» **Exercise aim**: All of the records below must be output exactly, with no pictures carried over.

» **The input**:
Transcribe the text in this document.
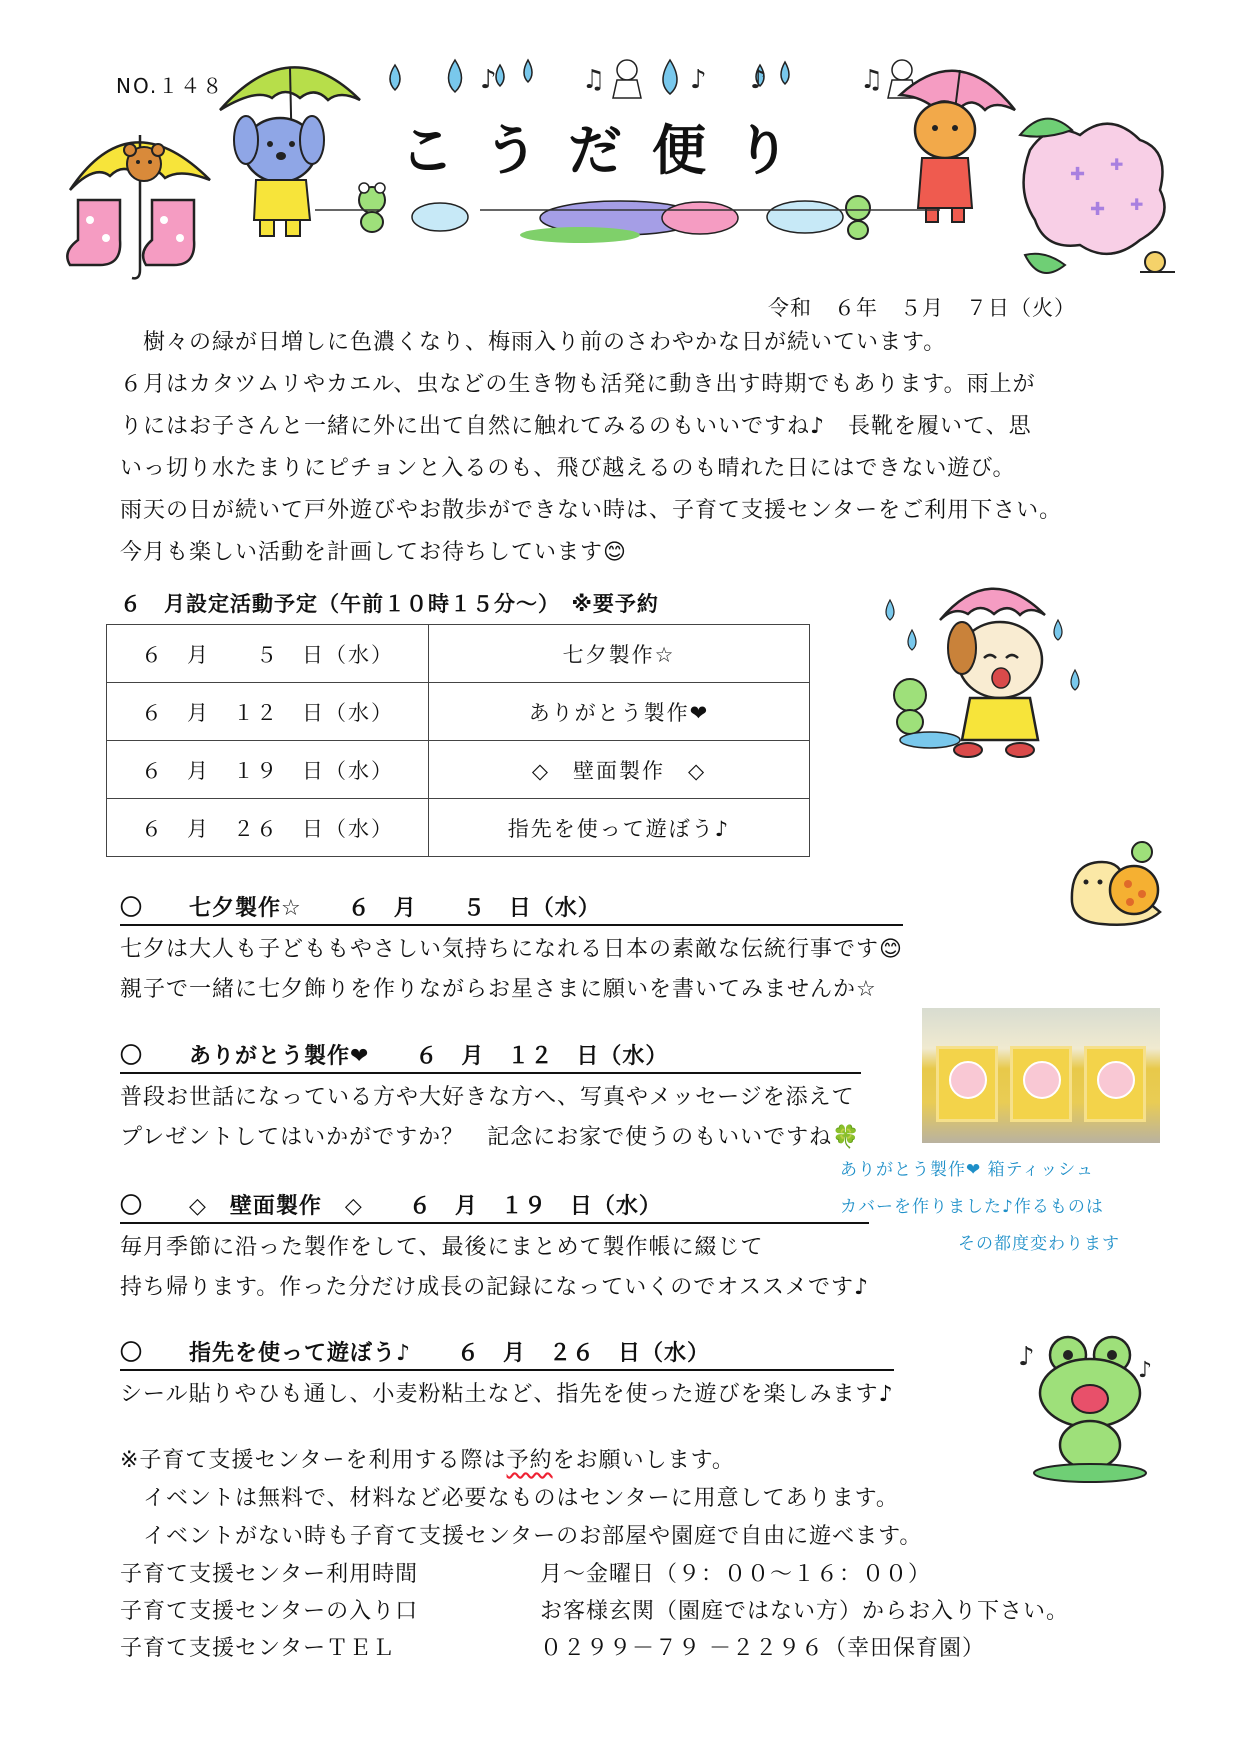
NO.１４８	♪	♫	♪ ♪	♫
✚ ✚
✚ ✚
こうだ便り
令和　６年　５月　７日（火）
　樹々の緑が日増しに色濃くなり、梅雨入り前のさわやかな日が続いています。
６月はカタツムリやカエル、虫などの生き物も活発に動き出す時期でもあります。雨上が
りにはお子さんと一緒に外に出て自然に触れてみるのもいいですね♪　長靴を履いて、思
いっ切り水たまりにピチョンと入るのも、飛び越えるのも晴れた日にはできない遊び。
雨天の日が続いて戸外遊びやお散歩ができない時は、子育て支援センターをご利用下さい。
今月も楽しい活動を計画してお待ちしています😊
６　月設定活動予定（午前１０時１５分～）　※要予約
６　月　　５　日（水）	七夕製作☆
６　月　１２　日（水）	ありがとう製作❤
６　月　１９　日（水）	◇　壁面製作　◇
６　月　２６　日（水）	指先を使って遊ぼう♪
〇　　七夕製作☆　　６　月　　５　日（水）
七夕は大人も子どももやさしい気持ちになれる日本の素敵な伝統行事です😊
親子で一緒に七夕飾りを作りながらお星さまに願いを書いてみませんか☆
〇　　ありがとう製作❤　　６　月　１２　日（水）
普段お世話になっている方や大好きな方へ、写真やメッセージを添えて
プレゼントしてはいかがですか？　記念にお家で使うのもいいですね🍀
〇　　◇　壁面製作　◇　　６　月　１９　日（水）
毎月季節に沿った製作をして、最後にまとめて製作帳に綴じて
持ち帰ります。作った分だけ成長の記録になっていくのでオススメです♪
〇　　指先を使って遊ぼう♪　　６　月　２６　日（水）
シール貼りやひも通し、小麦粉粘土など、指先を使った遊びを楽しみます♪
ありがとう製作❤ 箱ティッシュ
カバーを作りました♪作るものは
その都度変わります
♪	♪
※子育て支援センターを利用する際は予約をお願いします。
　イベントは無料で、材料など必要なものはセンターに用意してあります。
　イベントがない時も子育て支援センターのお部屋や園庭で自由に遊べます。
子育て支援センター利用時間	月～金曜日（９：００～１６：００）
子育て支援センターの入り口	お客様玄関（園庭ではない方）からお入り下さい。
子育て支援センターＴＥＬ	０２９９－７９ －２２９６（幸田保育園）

» **Written answer**:
Transcribe the text in this document.
NO.１４８	♪	♫	♪ ♪	♫
✚ ✚
✚ ✚
こうだ便り
令和　６年　５月　７日（火）
　樹々の緑が日増しに色濃くなり、梅雨入り前のさわやかな日が続いています。
６月はカタツムリやカエル、虫などの生き物も活発に動き出す時期でもあります。雨上が
りにはお子さんと一緒に外に出て自然に触れてみるのもいいですね♪　長靴を履いて、思
いっ切り水たまりにピチョンと入るのも、飛び越えるのも晴れた日にはできない遊び。
雨天の日が続いて戸外遊びやお散歩ができない時は、子育て支援センターをご利用下さい。
今月も楽しい活動を計画してお待ちしています😊
６　月設定活動予定（午前１０時１５分～）　※要予約
６　月　　５　日（水）	七夕製作☆
６　月　１２　日（水）	ありがとう製作❤
６　月　１９　日（水）	◇　壁面製作　◇
６　月　２６　日（水）	指先を使って遊ぼう♪
〇　　七夕製作☆　　６　月　　５　日（水）
七夕は大人も子どももやさしい気持ちになれる日本の素敵な伝統行事です😊
親子で一緒に七夕飾りを作りながらお星さまに願いを書いてみませんか☆
〇　　ありがとう製作❤　　６　月　１２　日（水）
普段お世話になっている方や大好きな方へ、写真やメッセージを添えて
プレゼントしてはいかがですか？　記念にお家で使うのもいいですね🍀
〇　　◇　壁面製作　◇　　６　月　１９　日（水）
毎月季節に沿った製作をして、最後にまとめて製作帳に綴じて
持ち帰ります。作った分だけ成長の記録になっていくのでオススメです♪
〇　　指先を使って遊ぼう♪　　６　月　２６　日（水）
シール貼りやひも通し、小麦粉粘土など、指先を使った遊びを楽しみます♪
ありがとう製作❤ 箱ティッシュ
カバーを作りました♪作るものは
その都度変わります
♪	♪
※子育て支援センターを利用する際は予約をお願いします。
　イベントは無料で、材料など必要なものはセンターに用意してあります。
　イベントがない時も子育て支援センターのお部屋や園庭で自由に遊べます。
子育て支援センター利用時間	月～金曜日（９：００～１６：００）
子育て支援センターの入り口	お客様玄関（園庭ではない方）からお入り下さい。
子育て支援センターＴＥＬ	０２９９－７９ －２２９６（幸田保育園）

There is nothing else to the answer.